:: Exercise ::
Gather all lines in the entries that include the word "with".
--- START Data ---
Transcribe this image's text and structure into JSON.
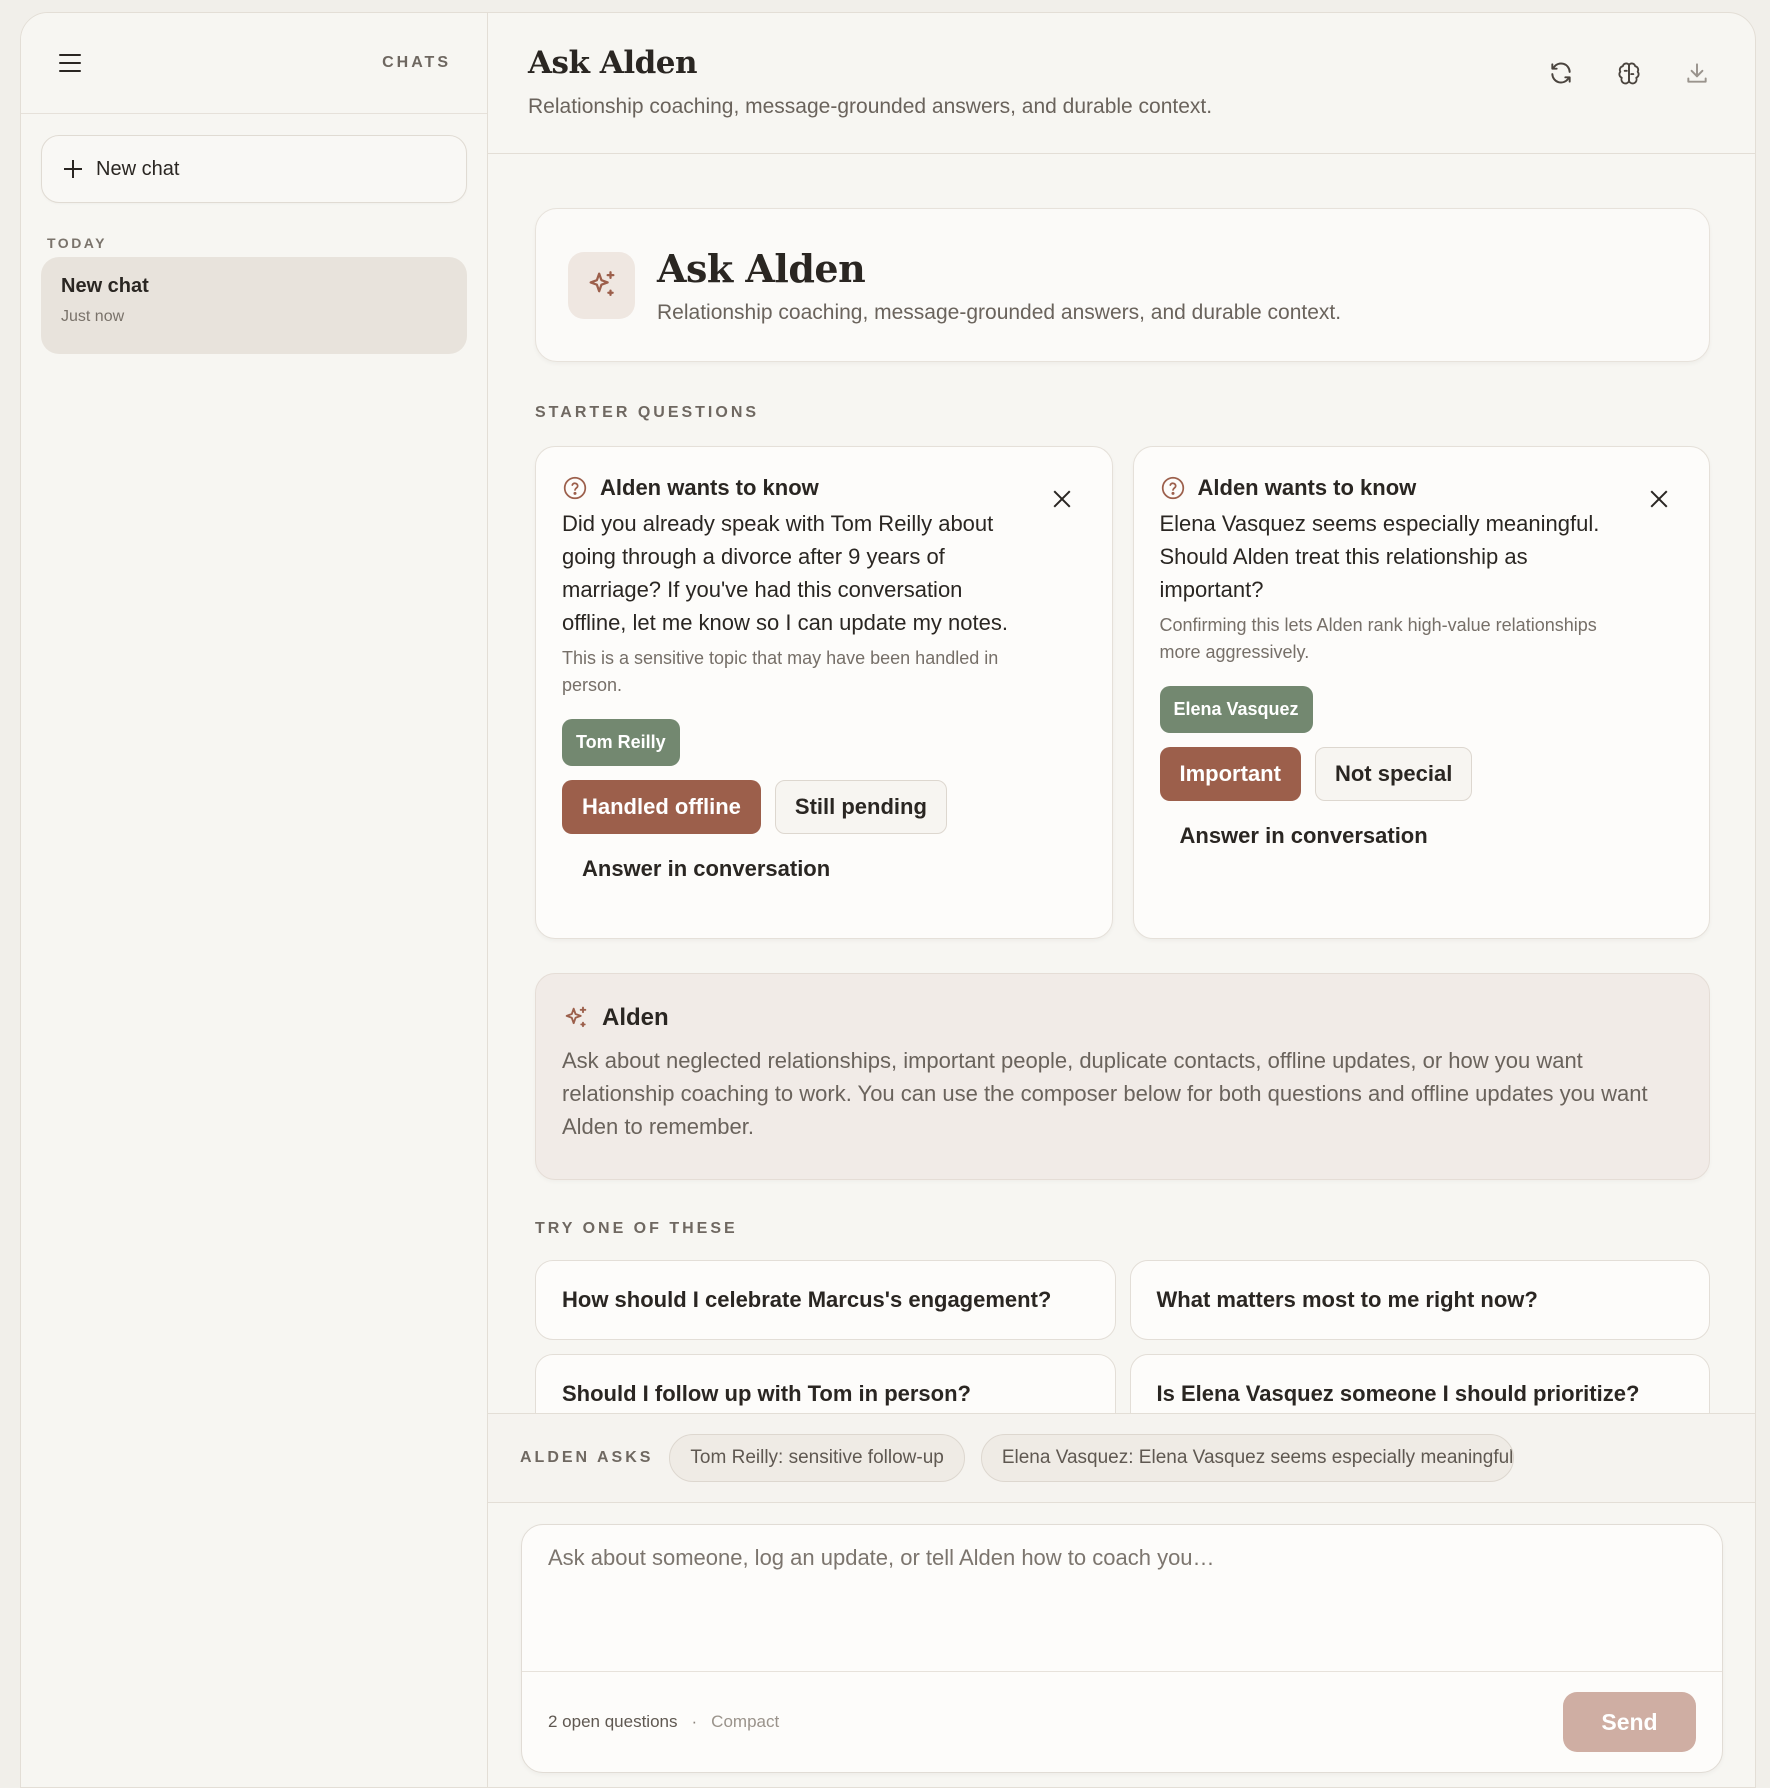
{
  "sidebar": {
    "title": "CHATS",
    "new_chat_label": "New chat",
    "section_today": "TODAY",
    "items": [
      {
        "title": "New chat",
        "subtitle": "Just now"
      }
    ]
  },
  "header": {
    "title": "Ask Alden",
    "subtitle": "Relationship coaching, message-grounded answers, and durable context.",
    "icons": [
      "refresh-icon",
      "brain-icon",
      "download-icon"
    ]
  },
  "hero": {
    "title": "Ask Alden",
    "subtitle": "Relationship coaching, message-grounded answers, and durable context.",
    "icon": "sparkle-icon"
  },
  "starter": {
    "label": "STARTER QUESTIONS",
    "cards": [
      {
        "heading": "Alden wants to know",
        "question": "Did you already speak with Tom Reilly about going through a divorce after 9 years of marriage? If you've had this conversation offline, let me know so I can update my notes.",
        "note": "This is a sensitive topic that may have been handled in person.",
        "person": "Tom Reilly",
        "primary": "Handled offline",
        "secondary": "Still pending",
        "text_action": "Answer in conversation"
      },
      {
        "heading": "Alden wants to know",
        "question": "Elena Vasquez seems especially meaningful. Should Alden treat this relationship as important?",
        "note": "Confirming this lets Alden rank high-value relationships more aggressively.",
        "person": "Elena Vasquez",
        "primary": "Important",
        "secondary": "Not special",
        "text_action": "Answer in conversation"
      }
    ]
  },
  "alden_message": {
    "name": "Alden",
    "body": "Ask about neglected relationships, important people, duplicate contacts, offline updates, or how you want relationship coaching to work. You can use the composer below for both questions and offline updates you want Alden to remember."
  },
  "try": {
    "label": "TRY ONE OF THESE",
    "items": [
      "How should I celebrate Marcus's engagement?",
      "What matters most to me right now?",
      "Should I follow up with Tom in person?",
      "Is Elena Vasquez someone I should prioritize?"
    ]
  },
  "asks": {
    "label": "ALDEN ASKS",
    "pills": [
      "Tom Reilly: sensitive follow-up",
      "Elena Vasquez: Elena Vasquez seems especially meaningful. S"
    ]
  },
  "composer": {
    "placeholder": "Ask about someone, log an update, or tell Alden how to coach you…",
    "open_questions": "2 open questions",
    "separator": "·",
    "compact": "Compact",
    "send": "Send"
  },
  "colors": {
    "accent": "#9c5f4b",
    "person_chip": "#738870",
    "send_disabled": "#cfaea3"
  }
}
--- END Data ---
:: The response ::
        "question": "Did you already speak with Tom Reilly about going through a divorce after 9 years of marriage? If you've had this conversation offline, let me know so I can update my notes.",
      "Should I follow up with Tom in person?",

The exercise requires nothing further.